Work out the number of lines containing "热门考点". Give that number alone.

'''

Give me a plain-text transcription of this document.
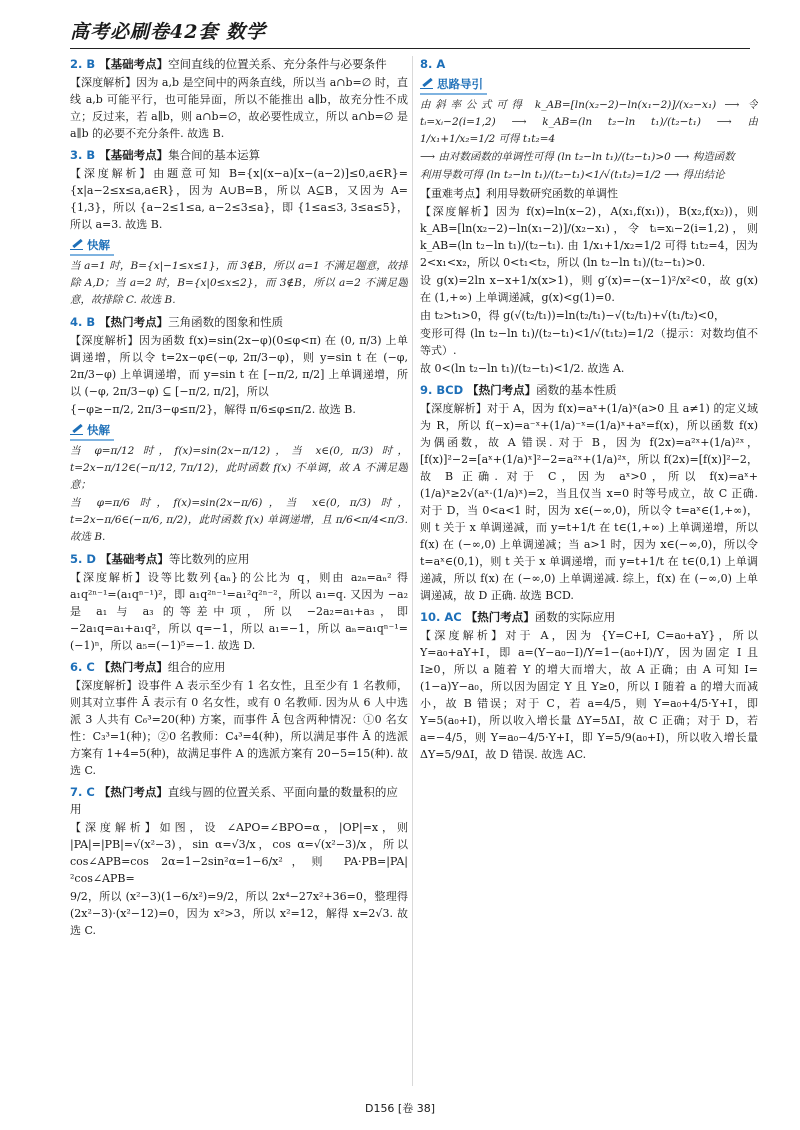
高考必刷卷42套 数学
2. B 【基础考点】空间直线的位置关系、充分条件与必要条件
【深度解析】因为 a,b 是空间中的两条直线，所以当 a∩b=∅ 时，直线 a,b 可能平行，也可能异面，所以不能推出 a∥b，故充分性不成立；反过来，若 a∥b，则 a∩b=∅，故必要性成立，所以 a∩b=∅ 是 a∥b 的必要不充分条件. 故选 B.
3. B 【基础考点】集合间的基本运算
【深度解析】由题意可知 B={x|(x−a)[x−(a−2)]≤0,a∈R}={x|a−2≤x≤a,a∈R}，因为 A∪B=B，所以 A⊆B，又因为 A={1,3}，所以 {a−2≤1≤a, a−2≤3≤a}，即 {1≤a≤3, 3≤a≤5}，所以 a=3. 故选 B.
快解
当 a=1 时，B={x|−1≤x≤1}，而 3∉B，所以 a=1 不满足题意，故排除 A,D；当 a=2 时，B={x|0≤x≤2}，而 3∉B，所以 a=2 不满足题意，故排除 C. 故选 B.
4. B 【热门考点】三角函数的图象和性质
【深度解析】因为函数 f(x)=sin(2x−φ)(0≤φ<π) 在 (0, π/3) 上单调递增，所以令 t=2x−φ∈(−φ, 2π/3−φ)，则 y=sin t 在 (−φ, 2π/3−φ) 上单调递增，而 y=sin t 在 [−π/2, π/2] 上单调递增，所以 (−φ, 2π/3−φ) ⊆ [−π/2, π/2]，所以
{−φ≥−π/2, 2π/3−φ≤π/2}，解得 π/6≤φ≤π/2. 故选 B.
快解
当 φ=π/12 时，f(x)=sin(2x−π/12)，当 x∈(0, π/3) 时，t=2x−π/12∈(−π/12, 7π/12)，此时函数 f(x) 不单调，故 A 不满足题意；
当 φ=π/6 时，f(x)=sin(2x−π/6)，当 x∈(0, π/3) 时，t=2x−π/6∈(−π/6, π/2)，此时函数 f(x) 单调递增，且 π/6<π/4<π/3. 故选 B.
5. D 【基础考点】等比数列的应用
【深度解析】设等比数列{aₙ}的公比为 q，则由 a₂ₙ=aₙ² 得 a₁q²ⁿ⁻¹=(a₁qⁿ⁻¹)²，即 a₁q²ⁿ⁻¹=a₁²q²ⁿ⁻²，所以 a₁=q. 又因为 −a₂ 是 a₁ 与 a₃ 的等差中项，所以 −2a₂=a₁+a₃，即 −2a₁q=a₁+a₁q²，所以 q=−1，所以 a₁=−1，所以 aₙ=a₁qⁿ⁻¹=(−1)ⁿ，所以 a₅=(−1)⁵=−1. 故选 D.
6. C 【热门考点】组合的应用
【深度解析】设事件 A 表示至少有 1 名女性，且至少有 1 名教师，则其对立事件 Ā 表示有 0 名女性，或有 0 名教师. 因为从 6 人中选派 3 人共有 C₆³=20(种) 方案，而事件 Ā 包含两种情况：①0 名女性：C₃³=1(种)；②0 名教师：C₄³=4(种)，所以满足事件 Ā 的选派方案有 1+4=5(种)，故满足事件 A 的选派方案有 20−5=15(种). 故选 C.
7. C 【热门考点】直线与圆的位置关系、平面向量的数量积的应用
【深度解析】如图，设 ∠APO=∠BPO=α，|OP|=x，则 |PA|=|PB|=√(x²−3)，sin α=√3/x，cos α=√(x²−3)/x，所以 cos∠APB=cos 2α=1−2sin²α=1−6/x²，则 PA·PB=|PA|²cos∠APB=
9/2，所以 (x²−3)(1−6/x²)=9/2，所以 2x⁴−27x²+36=0，整理得 (2x²−3)·(x²−12)=0，因为 x²>3，所以 x²=12，解得 x=2√3. 故选 C.
8. A
思路导引
由斜率公式可得 k_AB=[ln(x₂−2)−ln(x₁−2)]/(x₂−x₁) ⟶ 令 tᵢ=xᵢ−2(i=1,2) ⟶ k_AB=(ln t₂−ln t₁)/(t₂−t₁) ⟶ 由 1/x₁+1/x₂=1/2 可得 t₁t₂=4
⟶ 由对数函数的单调性可得 (ln t₂−ln t₁)/(t₂−t₁)>0 ⟶ 构造函数
利用导数可得 (ln t₂−ln t₁)/(t₂−t₁)<1/√(t₁t₂)=1/2 ⟶ 得出结论
【重难考点】利用导数研究函数的单调性
【深度解析】因为 f(x)=ln(x−2)，A(x₁,f(x₁))，B(x₂,f(x₂))，则 k_AB=[ln(x₂−2)−ln(x₁−2)]/(x₂−x₁)，令 tᵢ=xᵢ−2(i=1,2)，则 k_AB=(ln t₂−ln t₁)/(t₂−t₁). 由 1/x₁+1/x₂=1/2 可得 t₁t₂=4，因为 2<x₁<x₂，所以 0<t₁<t₂，所以 (ln t₂−ln t₁)/(t₂−t₁)>0.
设 g(x)=2ln x−x+1/x(x>1)，则 g′(x)=−(x−1)²/x²<0，故 g(x) 在 (1,+∞) 上单调递减，g(x)<g(1)=0.
由 t₂>t₁>0，得 g(√(t₂/t₁))=ln(t₂/t₁)−√(t₂/t₁)+√(t₁/t₂)<0，
变形可得 (ln t₂−ln t₁)/(t₂−t₁)<1/√(t₁t₂)=1/2（提示：对数均值不等式）.
故 0<(ln t₂−ln t₁)/(t₂−t₁)<1/2. 故选 A.
9. BCD 【热门考点】函数的基本性质
【深度解析】对于 A，因为 f(x)=aˣ+(1/a)ˣ(a>0 且 a≠1) 的定义域为 R，所以 f(−x)=a⁻ˣ+(1/a)⁻ˣ=(1/a)ˣ+aˣ=f(x)，所以函数 f(x) 为偶函数，故 A 错误. 对于 B，因为 f(2x)=a²ˣ+(1/a)²ˣ，[f(x)]²−2=[aˣ+(1/a)ˣ]²−2=a²ˣ+(1/a)²ˣ，所以 f(2x)=[f(x)]²−2，故 B 正确. 对于 C，因为 aˣ>0，所以 f(x)=aˣ+(1/a)ˣ≥2√(aˣ·(1/a)ˣ)=2，当且仅当 x=0 时等号成立，故 C 正确. 对于 D，当 0<a<1 时，因为 x∈(−∞,0)，所以令 t=aˣ∈(1,+∞)，则 t 关于 x 单调递减，而 y=t+1/t 在 t∈(1,+∞) 上单调递增，所以 f(x) 在 (−∞,0) 上单调递减；当 a>1 时，因为 x∈(−∞,0)，所以令 t=aˣ∈(0,1)，则 t 关于 x 单调递增，而 y=t+1/t 在 t∈(0,1) 上单调递减，所以 f(x) 在 (−∞,0) 上单调递减. 综上，f(x) 在 (−∞,0) 上单调递减，故 D 正确. 故选 BCD.
10. AC 【热门考点】函数的实际应用
【深度解析】对于 A，因为 {Y=C+I, C=a₀+aY}，所以 Y=a₀+aY+I，即 a=(Y−a₀−I)/Y=1−(a₀+I)/Y，因为固定 I 且 I≥0，所以 a 随着 Y 的增大而增大，故 A 正确；由 A 可知 I=(1−a)Y−a₀，所以因为固定 Y 且 Y≥0，所以 I 随着 a 的增大而减小，故 B 错误；对于 C，若 a=4/5，则 Y=a₀+4/5·Y+I，即 Y=5(a₀+I)，所以收入增长量 ΔY=5ΔI，故 C 正确；对于 D，若 a=−4/5，则 Y=a₀−4/5·Y+I，即 Y=5/9(a₀+I)，所以收入增长量 ΔY=5/9ΔI，故 D 错误. 故选 AC.
D156 [卷 38]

'''

The reply: 5